> _Brief_
Your reply should be one number: the count of lines holding the word "after".

** Start of Entries supplied **

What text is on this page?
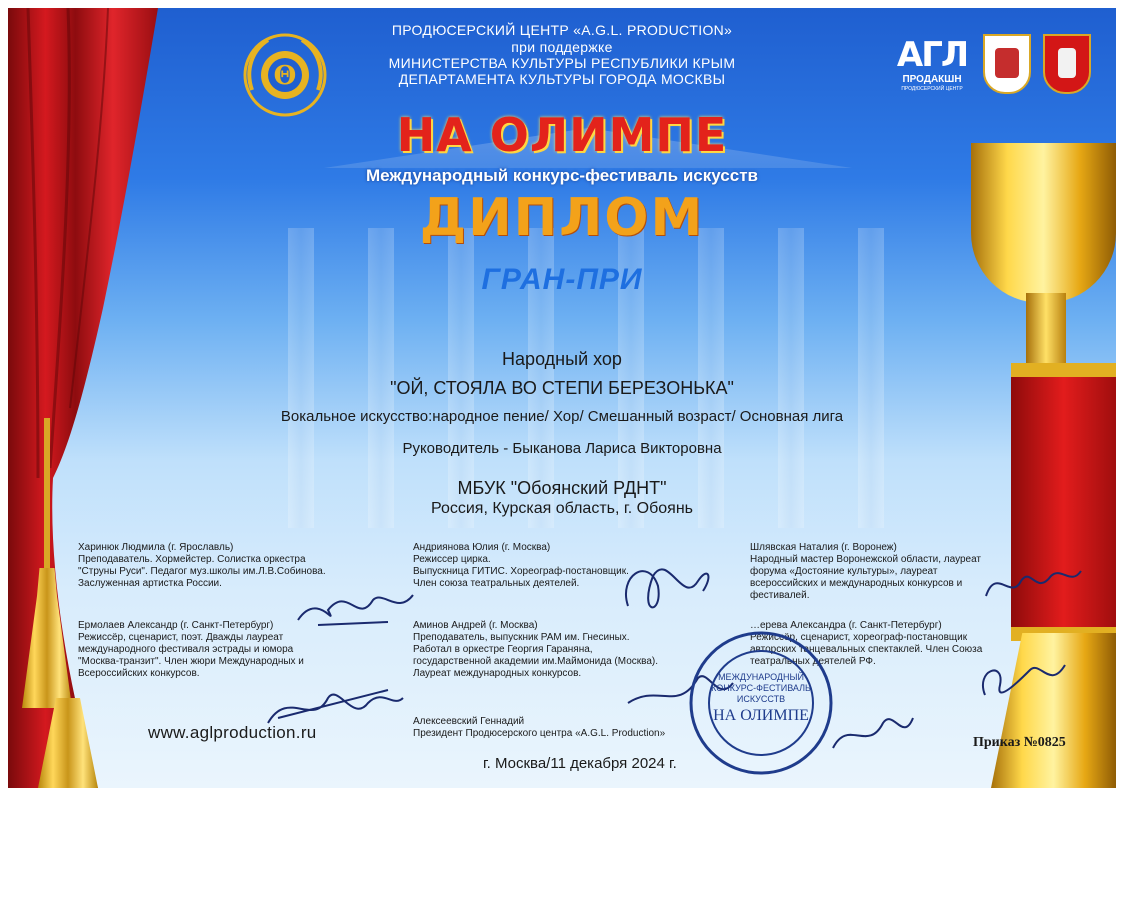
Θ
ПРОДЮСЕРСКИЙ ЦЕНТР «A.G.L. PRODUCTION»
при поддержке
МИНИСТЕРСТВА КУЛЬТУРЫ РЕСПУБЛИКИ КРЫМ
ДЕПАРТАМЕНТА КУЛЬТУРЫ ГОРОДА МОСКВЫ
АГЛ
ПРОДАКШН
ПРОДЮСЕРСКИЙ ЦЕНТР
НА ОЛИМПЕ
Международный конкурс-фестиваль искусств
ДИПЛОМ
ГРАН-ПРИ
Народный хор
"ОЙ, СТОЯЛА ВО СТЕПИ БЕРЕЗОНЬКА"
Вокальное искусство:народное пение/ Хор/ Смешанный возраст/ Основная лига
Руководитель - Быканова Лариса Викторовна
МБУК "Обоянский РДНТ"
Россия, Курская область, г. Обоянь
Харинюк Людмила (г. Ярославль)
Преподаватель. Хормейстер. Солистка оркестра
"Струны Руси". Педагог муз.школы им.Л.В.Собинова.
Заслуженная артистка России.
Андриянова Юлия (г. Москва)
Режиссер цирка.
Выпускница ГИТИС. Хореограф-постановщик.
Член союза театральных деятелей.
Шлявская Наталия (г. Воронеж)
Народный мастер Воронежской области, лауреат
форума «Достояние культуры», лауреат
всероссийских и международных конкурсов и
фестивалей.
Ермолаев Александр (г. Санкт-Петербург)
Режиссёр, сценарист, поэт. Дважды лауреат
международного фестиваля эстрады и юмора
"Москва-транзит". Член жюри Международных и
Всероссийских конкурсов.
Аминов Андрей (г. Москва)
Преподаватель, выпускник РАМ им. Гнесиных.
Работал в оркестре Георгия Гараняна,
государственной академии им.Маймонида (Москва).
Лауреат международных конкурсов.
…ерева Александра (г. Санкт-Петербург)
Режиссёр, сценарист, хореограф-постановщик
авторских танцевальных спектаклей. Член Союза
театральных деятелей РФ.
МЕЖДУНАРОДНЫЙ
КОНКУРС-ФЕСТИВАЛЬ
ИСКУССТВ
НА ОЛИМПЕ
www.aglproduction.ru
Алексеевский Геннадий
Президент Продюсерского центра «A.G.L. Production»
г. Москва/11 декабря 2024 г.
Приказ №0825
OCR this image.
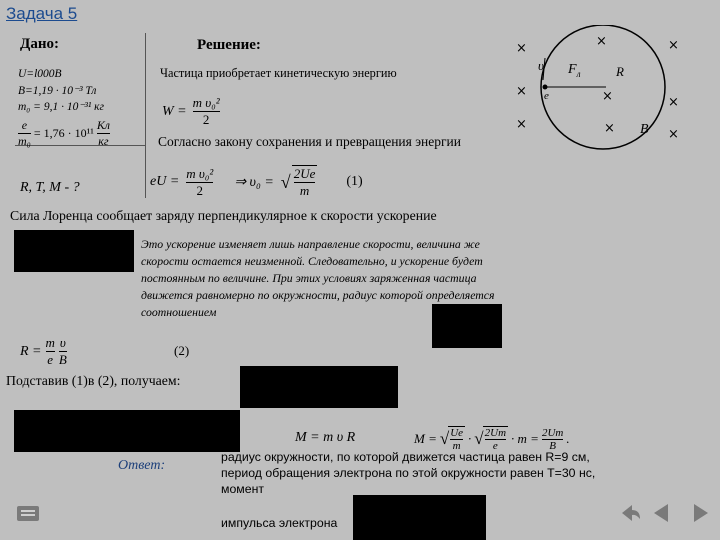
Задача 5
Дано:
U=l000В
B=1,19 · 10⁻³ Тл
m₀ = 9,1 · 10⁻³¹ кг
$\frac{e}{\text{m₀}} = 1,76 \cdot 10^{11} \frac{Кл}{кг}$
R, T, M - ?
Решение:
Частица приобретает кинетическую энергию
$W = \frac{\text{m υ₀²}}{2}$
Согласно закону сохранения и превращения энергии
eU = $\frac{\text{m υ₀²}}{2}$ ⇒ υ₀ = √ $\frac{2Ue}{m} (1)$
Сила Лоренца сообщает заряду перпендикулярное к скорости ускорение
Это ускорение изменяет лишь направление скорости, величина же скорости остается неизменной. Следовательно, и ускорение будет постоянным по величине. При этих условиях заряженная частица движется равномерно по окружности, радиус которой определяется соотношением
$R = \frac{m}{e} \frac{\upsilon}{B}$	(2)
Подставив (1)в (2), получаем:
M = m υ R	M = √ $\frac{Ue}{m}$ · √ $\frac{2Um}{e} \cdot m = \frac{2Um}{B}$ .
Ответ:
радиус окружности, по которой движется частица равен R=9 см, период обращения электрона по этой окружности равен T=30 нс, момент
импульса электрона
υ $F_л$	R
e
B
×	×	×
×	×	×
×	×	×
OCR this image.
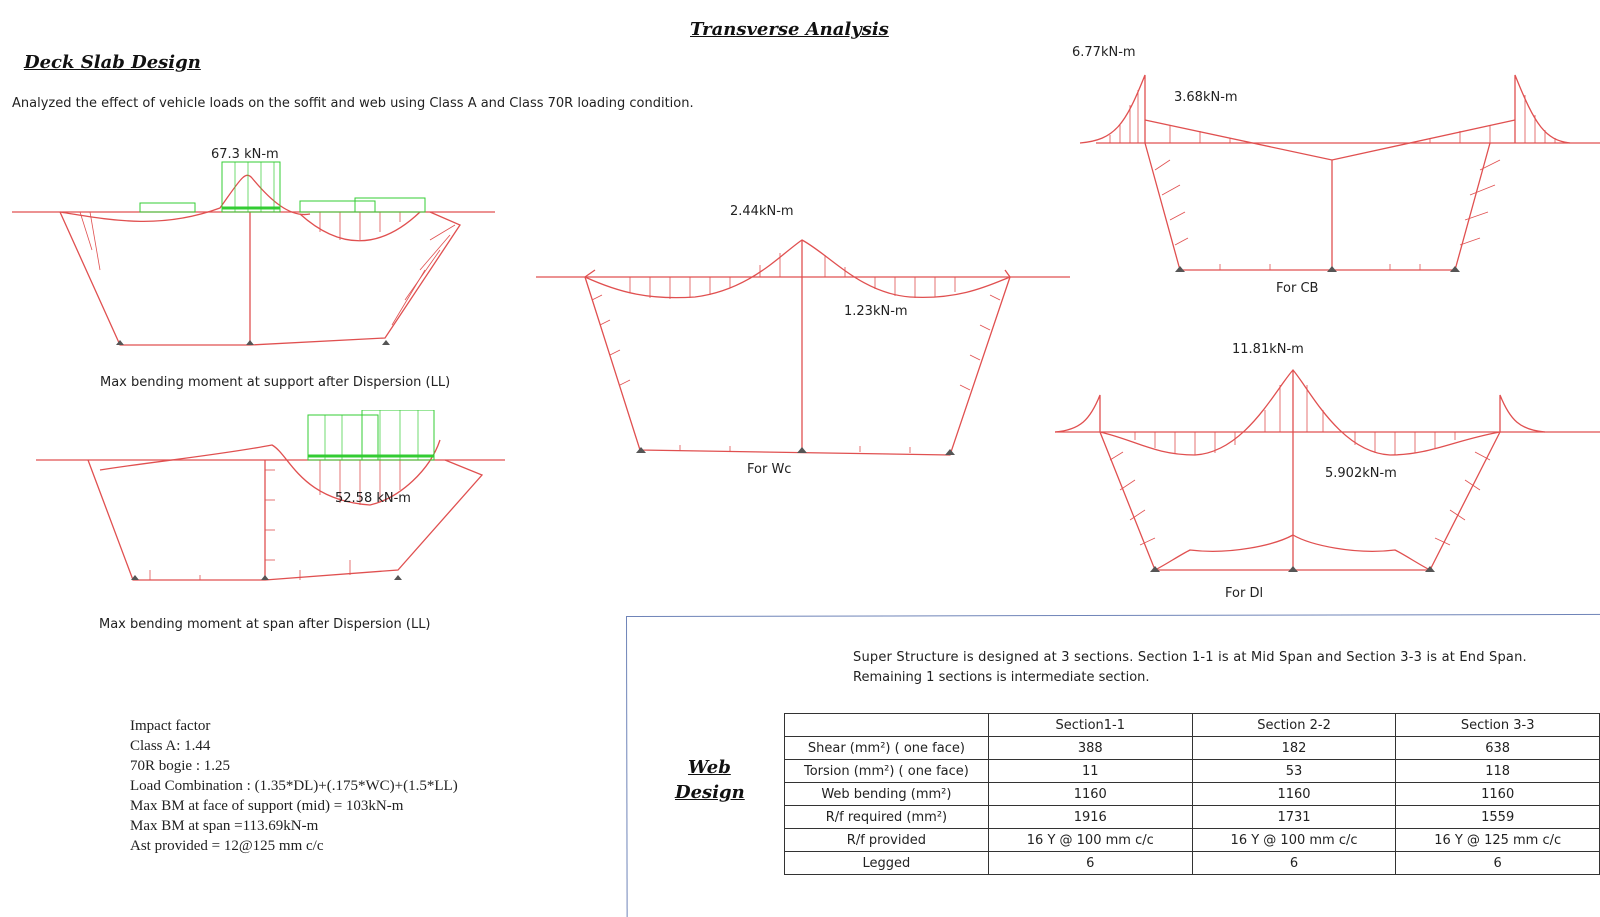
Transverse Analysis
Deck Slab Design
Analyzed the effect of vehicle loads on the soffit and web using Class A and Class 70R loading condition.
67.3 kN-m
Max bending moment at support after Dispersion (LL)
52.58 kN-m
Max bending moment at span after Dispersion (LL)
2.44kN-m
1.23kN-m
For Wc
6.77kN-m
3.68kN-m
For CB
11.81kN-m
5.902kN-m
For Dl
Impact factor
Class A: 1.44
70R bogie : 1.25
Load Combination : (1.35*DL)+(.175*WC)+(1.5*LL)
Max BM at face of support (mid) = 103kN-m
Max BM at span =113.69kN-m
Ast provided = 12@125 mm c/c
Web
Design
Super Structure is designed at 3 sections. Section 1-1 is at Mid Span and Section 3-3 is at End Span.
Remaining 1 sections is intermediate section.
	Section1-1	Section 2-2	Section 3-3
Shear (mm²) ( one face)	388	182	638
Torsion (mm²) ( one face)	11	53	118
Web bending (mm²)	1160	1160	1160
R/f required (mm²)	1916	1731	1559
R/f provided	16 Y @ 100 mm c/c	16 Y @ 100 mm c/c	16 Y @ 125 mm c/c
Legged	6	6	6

** End of Entries supplied **

> _Answer in full_
2